-- What is asked --
Keep only the lines of the listing that include the word "becomes", and copy them.

(Extracted records)
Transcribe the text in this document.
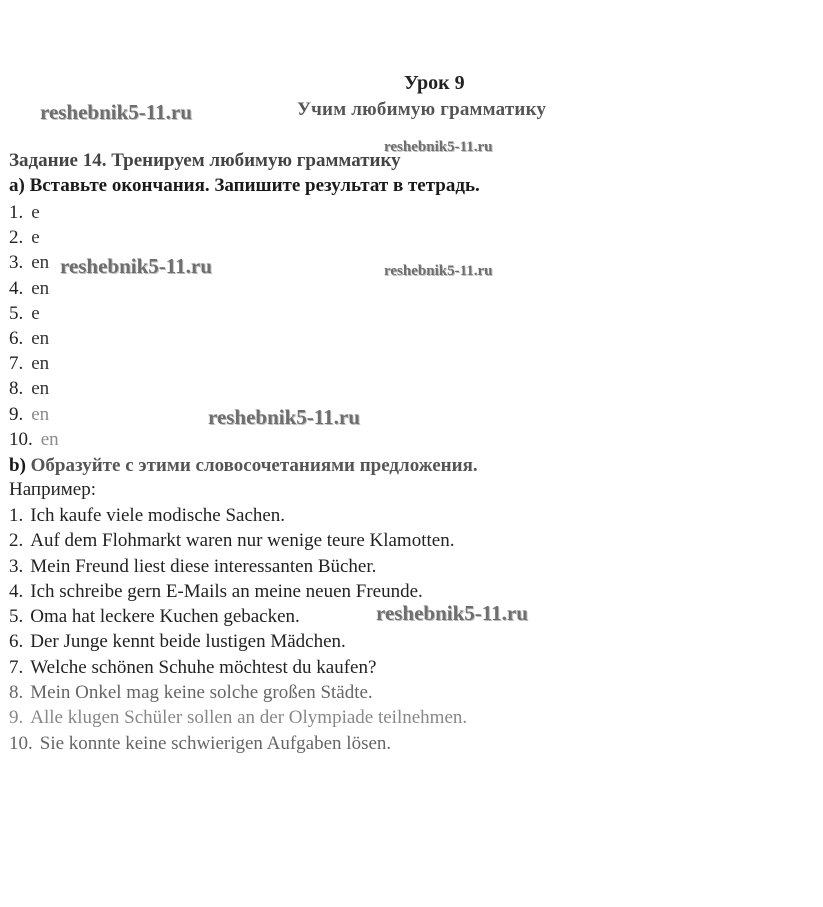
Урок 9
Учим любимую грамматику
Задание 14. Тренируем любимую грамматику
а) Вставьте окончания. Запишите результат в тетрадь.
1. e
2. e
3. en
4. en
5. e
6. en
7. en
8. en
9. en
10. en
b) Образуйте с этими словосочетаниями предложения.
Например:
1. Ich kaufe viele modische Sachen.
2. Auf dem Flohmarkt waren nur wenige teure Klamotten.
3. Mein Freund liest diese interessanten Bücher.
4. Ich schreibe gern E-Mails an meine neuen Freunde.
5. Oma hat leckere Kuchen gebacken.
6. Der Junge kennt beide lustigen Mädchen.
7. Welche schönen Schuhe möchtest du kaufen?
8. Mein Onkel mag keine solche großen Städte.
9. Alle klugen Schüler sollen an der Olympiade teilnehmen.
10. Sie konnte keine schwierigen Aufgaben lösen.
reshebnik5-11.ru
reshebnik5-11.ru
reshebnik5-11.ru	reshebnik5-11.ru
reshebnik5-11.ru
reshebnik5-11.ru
...
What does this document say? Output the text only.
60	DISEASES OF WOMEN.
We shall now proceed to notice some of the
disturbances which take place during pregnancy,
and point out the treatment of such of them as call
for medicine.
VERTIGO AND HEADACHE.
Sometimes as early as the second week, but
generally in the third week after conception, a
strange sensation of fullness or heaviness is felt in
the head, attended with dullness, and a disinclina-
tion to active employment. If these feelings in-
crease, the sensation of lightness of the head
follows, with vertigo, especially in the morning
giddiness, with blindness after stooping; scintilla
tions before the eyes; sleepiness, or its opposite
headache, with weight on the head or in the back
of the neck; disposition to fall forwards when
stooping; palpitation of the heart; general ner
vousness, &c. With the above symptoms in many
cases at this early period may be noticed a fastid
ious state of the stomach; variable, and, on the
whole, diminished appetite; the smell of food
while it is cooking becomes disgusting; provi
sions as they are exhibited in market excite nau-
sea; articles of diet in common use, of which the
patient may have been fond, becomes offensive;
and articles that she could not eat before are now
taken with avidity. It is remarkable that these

-- Complete response --
while it is cooking becomes disgusting; provi
patient may have been fond, becomes offensive;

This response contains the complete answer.